Aim: The data below is to be returned in full and exactly.

+++ Supplied material

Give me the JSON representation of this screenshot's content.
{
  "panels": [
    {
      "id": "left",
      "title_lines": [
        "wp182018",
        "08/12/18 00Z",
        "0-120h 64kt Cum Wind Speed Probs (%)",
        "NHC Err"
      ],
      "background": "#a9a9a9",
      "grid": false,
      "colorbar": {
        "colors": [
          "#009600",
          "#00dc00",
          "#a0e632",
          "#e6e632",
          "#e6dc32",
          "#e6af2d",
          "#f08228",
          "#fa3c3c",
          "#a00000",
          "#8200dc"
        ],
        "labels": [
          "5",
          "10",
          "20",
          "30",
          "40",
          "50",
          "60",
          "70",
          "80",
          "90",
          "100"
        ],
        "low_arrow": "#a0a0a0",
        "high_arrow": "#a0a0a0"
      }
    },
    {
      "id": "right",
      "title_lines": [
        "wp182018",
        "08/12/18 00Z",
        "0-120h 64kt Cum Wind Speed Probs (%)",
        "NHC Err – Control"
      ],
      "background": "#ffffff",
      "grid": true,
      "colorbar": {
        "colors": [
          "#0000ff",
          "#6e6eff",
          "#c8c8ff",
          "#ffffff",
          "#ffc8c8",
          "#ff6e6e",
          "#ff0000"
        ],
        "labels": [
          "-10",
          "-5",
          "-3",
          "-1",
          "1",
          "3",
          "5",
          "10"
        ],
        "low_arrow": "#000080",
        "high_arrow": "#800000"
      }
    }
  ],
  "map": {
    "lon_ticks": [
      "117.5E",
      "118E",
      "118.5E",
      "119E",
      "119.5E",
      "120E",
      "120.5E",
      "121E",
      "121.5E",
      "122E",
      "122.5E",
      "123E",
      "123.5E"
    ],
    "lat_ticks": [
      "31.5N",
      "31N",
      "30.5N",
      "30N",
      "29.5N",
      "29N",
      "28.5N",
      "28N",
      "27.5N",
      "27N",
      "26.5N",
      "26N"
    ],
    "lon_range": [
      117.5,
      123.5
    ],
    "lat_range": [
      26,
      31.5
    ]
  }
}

++++++

Output:
Give me the JSON representation of this screenshot's content.
{
  "panels": [
    {
      "id": "left",
      "title_lines": [
        "wp182018",
        "08/12/18 00Z",
        "0-120h 64kt Cum Wind Speed Probs (%)",
        "NHC Err"
      ],
      "background": "#a9a9a9",
      "grid": false,
      "colorbar": {
        "colors": [
          "#009600",
          "#00dc00",
          "#a0e632",
          "#e6e632",
          "#e6dc32",
          "#e6af2d",
          "#f08228",
          "#fa3c3c",
          "#a00000",
          "#8200dc"
        ],
        "labels": [
          "5",
          "10",
          "20",
          "30",
          "40",
          "50",
          "60",
          "70",
          "80",
          "90",
          "100"
        ],
        "low_arrow": "#a0a0a0",
        "high_arrow": "#a0a0a0"
      }
    },
    {
      "id": "right",
      "title_lines": [
        "wp182018",
        "08/12/18 00Z",
        "0-120h 64kt Cum Wind Speed Probs (%)",
        "NHC Err – Control"
      ],
      "background": "#ffffff",
      "grid": true,
      "colorbar": {
        "colors": [
          "#0000ff",
          "#6e6eff",
          "#c8c8ff",
          "#ffffff",
          "#ffc8c8",
          "#ff6e6e",
          "#ff0000"
        ],
        "labels": [
          "-10",
          "-5",
          "-3",
          "-1",
          "1",
          "3",
          "5",
          "10"
        ],
        "low_arrow": "#000080",
        "high_arrow": "#800000"
      }
    }
  ],
  "map": {
    "lon_ticks": [
      "117.5E",
      "118E",
      "118.5E",
      "119E",
      "119.5E",
      "120E",
      "120.5E",
      "121E",
      "121.5E",
      "122E",
      "122.5E",
      "123E",
      "123.5E"
    ],
    "lat_ticks": [
      "31.5N",
      "31N",
      "30.5N",
      "30N",
      "29.5N",
      "29N",
      "28.5N",
      "28N",
      "27.5N",
      "27N",
      "26.5N",
      "26N"
    ],
    "lon_range": [
      117.5,
      123.5
    ],
    "lat_range": [
      26,
      31.5
    ]
  }
}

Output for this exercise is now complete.